BEGIN Material shown

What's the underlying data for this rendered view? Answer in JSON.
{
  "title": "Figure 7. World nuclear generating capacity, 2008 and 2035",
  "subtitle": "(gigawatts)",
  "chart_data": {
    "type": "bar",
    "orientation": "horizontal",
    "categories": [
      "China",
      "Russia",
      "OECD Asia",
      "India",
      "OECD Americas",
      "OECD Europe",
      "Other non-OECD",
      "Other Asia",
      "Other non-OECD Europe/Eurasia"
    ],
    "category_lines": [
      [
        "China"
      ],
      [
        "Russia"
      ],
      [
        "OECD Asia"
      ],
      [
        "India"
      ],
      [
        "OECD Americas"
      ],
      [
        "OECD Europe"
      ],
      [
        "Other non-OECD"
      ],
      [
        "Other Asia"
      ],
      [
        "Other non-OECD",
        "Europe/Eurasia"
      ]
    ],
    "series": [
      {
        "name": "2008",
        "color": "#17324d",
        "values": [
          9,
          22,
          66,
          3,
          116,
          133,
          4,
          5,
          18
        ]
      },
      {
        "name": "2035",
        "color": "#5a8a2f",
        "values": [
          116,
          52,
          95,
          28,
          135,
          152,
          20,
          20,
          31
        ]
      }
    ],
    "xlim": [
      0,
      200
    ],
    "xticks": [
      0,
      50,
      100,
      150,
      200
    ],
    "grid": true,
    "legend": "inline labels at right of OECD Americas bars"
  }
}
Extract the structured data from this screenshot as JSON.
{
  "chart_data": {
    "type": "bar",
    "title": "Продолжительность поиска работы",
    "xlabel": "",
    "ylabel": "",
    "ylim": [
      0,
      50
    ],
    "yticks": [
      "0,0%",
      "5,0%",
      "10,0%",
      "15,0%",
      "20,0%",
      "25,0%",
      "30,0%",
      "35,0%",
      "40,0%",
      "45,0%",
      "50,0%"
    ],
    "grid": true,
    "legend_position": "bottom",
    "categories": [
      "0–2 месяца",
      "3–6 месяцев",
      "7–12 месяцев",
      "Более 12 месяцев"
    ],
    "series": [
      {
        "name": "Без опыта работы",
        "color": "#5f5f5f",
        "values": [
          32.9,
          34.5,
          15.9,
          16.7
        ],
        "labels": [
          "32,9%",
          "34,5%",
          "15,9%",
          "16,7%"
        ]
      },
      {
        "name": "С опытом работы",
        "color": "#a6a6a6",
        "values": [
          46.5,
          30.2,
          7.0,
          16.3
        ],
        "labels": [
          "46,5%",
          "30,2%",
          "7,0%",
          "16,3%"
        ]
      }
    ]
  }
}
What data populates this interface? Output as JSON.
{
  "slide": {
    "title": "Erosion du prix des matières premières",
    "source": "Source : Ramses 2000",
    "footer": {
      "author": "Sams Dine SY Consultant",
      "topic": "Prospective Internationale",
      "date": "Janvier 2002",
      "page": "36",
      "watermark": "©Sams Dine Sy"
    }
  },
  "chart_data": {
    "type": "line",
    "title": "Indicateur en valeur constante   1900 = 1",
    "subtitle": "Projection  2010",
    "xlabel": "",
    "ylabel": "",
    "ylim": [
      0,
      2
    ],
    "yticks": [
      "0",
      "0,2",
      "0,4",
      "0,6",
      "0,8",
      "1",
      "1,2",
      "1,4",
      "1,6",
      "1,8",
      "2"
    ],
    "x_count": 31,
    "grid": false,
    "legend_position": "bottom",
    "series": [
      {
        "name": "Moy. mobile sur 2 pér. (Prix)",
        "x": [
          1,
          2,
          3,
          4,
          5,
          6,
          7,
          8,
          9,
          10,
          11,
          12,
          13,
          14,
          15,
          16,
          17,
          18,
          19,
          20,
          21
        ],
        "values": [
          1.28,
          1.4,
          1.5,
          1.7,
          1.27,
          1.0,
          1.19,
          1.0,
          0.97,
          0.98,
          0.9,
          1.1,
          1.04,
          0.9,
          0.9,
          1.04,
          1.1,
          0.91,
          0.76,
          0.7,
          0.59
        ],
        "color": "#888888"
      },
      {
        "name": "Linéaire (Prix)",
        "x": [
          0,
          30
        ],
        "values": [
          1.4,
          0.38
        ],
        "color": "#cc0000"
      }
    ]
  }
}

END Material shown

→ **Work required**: Each entry above is to be quoted exactly.

→ **Task output**:
What's the underlying data for this rendered view? Answer in JSON.
{
  "title": "Figure 7. World nuclear generating capacity, 2008 and 2035",
  "subtitle": "(gigawatts)",
  "chart_data": {
    "type": "bar",
    "orientation": "horizontal",
    "categories": [
      "China",
      "Russia",
      "OECD Asia",
      "India",
      "OECD Americas",
      "OECD Europe",
      "Other non-OECD",
      "Other Asia",
      "Other non-OECD Europe/Eurasia"
    ],
    "category_lines": [
      [
        "China"
      ],
      [
        "Russia"
      ],
      [
        "OECD Asia"
      ],
      [
        "India"
      ],
      [
        "OECD Americas"
      ],
      [
        "OECD Europe"
      ],
      [
        "Other non-OECD"
      ],
      [
        "Other Asia"
      ],
      [
        "Other non-OECD",
        "Europe/Eurasia"
      ]
    ],
    "series": [
      {
        "name": "2008",
        "color": "#17324d",
        "values": [
          9,
          22,
          66,
          3,
          116,
          133,
          4,
          5,
          18
        ]
      },
      {
        "name": "2035",
        "color": "#5a8a2f",
        "values": [
          116,
          52,
          95,
          28,
          135,
          152,
          20,
          20,
          31
        ]
      }
    ],
    "xlim": [
      0,
      200
    ],
    "xticks": [
      0,
      50,
      100,
      150,
      200
    ],
    "grid": true,
    "legend": "inline labels at right of OECD Americas bars"
  }
}
Extract the structured data from this screenshot as JSON.
{
  "chart_data": {
    "type": "bar",
    "title": "Продолжительность поиска работы",
    "xlabel": "",
    "ylabel": "",
    "ylim": [
      0,
      50
    ],
    "yticks": [
      "0,0%",
      "5,0%",
      "10,0%",
      "15,0%",
      "20,0%",
      "25,0%",
      "30,0%",
      "35,0%",
      "40,0%",
      "45,0%",
      "50,0%"
    ],
    "grid": true,
    "legend_position": "bottom",
    "categories": [
      "0–2 месяца",
      "3–6 месяцев",
      "7–12 месяцев",
      "Более 12 месяцев"
    ],
    "series": [
      {
        "name": "Без опыта работы",
        "color": "#5f5f5f",
        "values": [
          32.9,
          34.5,
          15.9,
          16.7
        ],
        "labels": [
          "32,9%",
          "34,5%",
          "15,9%",
          "16,7%"
        ]
      },
      {
        "name": "С опытом работы",
        "color": "#a6a6a6",
        "values": [
          46.5,
          30.2,
          7.0,
          16.3
        ],
        "labels": [
          "46,5%",
          "30,2%",
          "7,0%",
          "16,3%"
        ]
      }
    ]
  }
}
What data populates this interface? Output as JSON.
{
  "slide": {
    "title": "Erosion du prix des matières premières",
    "source": "Source : Ramses 2000",
    "footer": {
      "author": "Sams Dine SY Consultant",
      "topic": "Prospective Internationale",
      "date": "Janvier 2002",
      "page": "36",
      "watermark": "©Sams Dine Sy"
    }
  },
  "chart_data": {
    "type": "line",
    "title": "Indicateur en valeur constante   1900 = 1",
    "subtitle": "Projection  2010",
    "xlabel": "",
    "ylabel": "",
    "ylim": [
      0,
      2
    ],
    "yticks": [
      "0",
      "0,2",
      "0,4",
      "0,6",
      "0,8",
      "1",
      "1,2",
      "1,4",
      "1,6",
      "1,8",
      "2"
    ],
    "x_count": 31,
    "grid": false,
    "legend_position": "bottom",
    "series": [
      {
        "name": "Moy. mobile sur 2 pér. (Prix)",
        "x": [
          1,
          2,
          3,
          4,
          5,
          6,
          7,
          8,
          9,
          10,
          11,
          12,
          13,
          14,
          15,
          16,
          17,
          18,
          19,
          20,
          21
        ],
        "values": [
          1.28,
          1.4,
          1.5,
          1.7,
          1.27,
          1.0,
          1.19,
          1.0,
          0.97,
          0.98,
          0.9,
          1.1,
          1.04,
          0.9,
          0.9,
          1.04,
          1.1,
          0.91,
          0.76,
          0.7,
          0.59
        ],
        "color": "#888888"
      },
      {
        "name": "Linéaire (Prix)",
        "x": [
          0,
          30
        ],
        "values": [
          1.4,
          0.38
        ],
        "color": "#cc0000"
      }
    ]
  }
}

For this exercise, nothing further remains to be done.